### [PROBLEM TO WORK ON]
Set down, without alteration, the lines from the one that contains "OCR this image." through the final line of the material below.

### [PROVIDED MATERIAL]
—————

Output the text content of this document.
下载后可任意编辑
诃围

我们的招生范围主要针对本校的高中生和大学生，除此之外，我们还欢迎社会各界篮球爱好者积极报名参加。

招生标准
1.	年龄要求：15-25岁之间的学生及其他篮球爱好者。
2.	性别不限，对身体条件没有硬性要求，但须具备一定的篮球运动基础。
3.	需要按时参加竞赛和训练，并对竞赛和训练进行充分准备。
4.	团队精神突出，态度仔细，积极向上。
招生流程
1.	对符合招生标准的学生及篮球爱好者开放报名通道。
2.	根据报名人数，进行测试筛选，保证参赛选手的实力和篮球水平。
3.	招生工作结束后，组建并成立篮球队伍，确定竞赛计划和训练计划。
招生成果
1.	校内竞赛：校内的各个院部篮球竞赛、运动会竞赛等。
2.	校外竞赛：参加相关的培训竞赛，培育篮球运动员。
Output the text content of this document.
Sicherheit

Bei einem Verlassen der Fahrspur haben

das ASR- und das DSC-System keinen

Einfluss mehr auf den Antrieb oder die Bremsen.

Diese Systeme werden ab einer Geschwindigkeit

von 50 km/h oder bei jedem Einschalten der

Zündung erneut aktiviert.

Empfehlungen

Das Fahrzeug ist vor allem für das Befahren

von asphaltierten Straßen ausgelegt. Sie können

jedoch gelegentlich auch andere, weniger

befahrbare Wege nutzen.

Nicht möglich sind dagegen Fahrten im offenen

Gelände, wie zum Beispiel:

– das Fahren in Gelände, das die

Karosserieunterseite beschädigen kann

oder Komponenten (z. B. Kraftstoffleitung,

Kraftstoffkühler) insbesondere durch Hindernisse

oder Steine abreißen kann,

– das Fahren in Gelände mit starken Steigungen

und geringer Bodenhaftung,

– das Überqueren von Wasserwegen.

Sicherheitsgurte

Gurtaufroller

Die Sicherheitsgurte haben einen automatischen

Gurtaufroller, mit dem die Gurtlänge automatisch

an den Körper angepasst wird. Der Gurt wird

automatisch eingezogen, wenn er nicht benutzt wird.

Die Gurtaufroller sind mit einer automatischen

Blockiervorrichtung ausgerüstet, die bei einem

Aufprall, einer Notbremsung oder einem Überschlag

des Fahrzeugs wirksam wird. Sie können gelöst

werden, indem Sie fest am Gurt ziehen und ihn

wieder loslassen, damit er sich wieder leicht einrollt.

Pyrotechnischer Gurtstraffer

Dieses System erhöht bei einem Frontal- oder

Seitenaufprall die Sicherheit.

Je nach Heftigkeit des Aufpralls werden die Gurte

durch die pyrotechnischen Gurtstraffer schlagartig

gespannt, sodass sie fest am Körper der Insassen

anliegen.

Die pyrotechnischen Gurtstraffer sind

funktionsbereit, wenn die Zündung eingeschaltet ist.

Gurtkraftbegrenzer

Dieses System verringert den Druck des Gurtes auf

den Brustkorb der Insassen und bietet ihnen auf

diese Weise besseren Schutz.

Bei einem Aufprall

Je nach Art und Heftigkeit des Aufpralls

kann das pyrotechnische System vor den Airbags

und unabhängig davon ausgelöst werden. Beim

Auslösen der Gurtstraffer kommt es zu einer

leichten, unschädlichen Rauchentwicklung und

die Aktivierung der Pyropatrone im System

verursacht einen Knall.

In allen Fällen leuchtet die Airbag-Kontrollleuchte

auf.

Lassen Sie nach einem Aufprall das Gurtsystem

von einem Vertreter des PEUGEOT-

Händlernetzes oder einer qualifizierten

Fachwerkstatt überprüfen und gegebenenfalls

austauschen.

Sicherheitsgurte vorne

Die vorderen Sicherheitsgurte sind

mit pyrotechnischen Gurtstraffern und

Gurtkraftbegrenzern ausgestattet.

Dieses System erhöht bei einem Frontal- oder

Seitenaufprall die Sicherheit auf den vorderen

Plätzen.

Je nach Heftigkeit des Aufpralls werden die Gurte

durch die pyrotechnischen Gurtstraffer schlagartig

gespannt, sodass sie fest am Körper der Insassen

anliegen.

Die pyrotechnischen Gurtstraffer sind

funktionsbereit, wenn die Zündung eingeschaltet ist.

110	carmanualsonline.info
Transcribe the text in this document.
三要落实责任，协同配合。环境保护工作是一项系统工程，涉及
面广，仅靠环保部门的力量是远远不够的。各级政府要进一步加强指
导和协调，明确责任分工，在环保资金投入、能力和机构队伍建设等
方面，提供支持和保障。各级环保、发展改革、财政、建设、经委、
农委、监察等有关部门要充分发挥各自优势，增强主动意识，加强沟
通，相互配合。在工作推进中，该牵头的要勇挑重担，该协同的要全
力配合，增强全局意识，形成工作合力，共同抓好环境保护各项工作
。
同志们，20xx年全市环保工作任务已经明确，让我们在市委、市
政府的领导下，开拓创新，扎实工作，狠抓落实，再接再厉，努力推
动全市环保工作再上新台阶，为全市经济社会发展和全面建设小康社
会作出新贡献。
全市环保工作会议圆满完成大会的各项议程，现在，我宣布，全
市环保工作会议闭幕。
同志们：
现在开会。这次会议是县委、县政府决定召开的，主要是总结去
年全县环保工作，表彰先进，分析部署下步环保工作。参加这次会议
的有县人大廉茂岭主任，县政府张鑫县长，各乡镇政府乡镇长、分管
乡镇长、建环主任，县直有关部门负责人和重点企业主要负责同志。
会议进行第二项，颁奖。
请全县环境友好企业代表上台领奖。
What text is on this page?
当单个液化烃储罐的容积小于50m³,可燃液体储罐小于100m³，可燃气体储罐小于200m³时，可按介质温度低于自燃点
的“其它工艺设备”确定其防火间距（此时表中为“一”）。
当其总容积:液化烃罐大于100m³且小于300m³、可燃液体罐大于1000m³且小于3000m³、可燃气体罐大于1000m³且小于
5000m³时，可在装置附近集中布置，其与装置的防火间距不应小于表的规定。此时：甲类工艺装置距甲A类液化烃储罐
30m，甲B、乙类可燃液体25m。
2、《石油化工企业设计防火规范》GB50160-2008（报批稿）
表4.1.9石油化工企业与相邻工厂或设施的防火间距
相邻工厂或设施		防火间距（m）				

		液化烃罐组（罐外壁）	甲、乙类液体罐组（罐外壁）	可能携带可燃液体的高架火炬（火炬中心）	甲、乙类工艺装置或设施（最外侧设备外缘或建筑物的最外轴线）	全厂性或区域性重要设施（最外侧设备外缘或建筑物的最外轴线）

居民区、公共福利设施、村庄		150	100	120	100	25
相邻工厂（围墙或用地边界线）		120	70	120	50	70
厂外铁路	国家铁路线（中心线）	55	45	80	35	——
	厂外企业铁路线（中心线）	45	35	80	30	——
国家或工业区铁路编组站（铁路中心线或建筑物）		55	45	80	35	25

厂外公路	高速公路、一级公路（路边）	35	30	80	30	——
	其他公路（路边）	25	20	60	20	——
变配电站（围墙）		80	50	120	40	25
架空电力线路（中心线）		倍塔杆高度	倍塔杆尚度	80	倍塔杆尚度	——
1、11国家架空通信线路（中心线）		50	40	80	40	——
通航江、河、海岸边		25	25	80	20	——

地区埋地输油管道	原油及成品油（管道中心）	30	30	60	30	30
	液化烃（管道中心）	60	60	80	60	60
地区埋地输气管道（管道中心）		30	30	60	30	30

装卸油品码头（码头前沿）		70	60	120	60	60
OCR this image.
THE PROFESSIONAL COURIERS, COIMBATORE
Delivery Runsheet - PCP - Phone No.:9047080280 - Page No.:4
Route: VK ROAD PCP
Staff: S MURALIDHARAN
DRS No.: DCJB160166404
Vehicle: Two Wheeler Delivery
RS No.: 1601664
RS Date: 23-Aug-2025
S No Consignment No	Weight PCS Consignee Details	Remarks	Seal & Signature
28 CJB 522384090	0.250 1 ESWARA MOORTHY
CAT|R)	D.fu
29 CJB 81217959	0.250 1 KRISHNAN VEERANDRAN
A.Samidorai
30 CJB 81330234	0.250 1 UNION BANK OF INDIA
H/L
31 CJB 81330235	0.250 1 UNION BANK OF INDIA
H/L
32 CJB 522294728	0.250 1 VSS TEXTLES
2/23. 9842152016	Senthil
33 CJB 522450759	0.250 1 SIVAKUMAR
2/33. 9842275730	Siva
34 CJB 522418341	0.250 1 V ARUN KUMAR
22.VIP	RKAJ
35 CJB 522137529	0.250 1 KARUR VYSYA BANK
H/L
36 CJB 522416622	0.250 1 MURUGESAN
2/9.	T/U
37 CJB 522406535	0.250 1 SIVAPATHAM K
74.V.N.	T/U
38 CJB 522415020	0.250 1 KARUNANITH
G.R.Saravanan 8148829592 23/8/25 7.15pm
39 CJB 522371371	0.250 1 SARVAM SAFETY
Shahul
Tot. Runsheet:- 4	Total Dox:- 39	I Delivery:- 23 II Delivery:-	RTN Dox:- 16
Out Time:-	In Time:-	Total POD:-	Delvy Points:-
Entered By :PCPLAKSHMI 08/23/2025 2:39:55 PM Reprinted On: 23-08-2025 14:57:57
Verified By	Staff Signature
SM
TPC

—————

### [SOLUTION]
OCR this image.
THE PROFESSIONAL COURIERS, COIMBATORE
Delivery Runsheet - PCP - Phone No.:9047080280 - Page No.:4
Route: VK ROAD PCP
Staff: S MURALIDHARAN
DRS No.: DCJB160166404
Vehicle: Two Wheeler Delivery
RS No.: 1601664
RS Date: 23-Aug-2025
S No Consignment No	Weight PCS Consignee Details	Remarks	Seal & Signature
28 CJB 522384090	0.250 1 ESWARA MOORTHY
CAT|R)	D.fu
29 CJB 81217959	0.250 1 KRISHNAN VEERANDRAN
A.Samidorai
30 CJB 81330234	0.250 1 UNION BANK OF INDIA
H/L
31 CJB 81330235	0.250 1 UNION BANK OF INDIA
H/L
32 CJB 522294728	0.250 1 VSS TEXTLES
2/23. 9842152016	Senthil
33 CJB 522450759	0.250 1 SIVAKUMAR
2/33. 9842275730	Siva
34 CJB 522418341	0.250 1 V ARUN KUMAR
22.VIP	RKAJ
35 CJB 522137529	0.250 1 KARUR VYSYA BANK
H/L
36 CJB 522416622	0.250 1 MURUGESAN
2/9.	T/U
37 CJB 522406535	0.250 1 SIVAPATHAM K
74.V.N.	T/U
38 CJB 522415020	0.250 1 KARUNANITH
G.R.Saravanan 8148829592 23/8/25 7.15pm
39 CJB 522371371	0.250 1 SARVAM SAFETY
Shahul
Tot. Runsheet:- 4	Total Dox:- 39	I Delivery:- 23 II Delivery:-	RTN Dox:- 16
Out Time:-	In Time:-	Total POD:-	Delvy Points:-
Entered By :PCPLAKSHMI 08/23/2025 2:39:55 PM Reprinted On: 23-08-2025 14:57:57
Verified By	Staff Signature
SM
TPC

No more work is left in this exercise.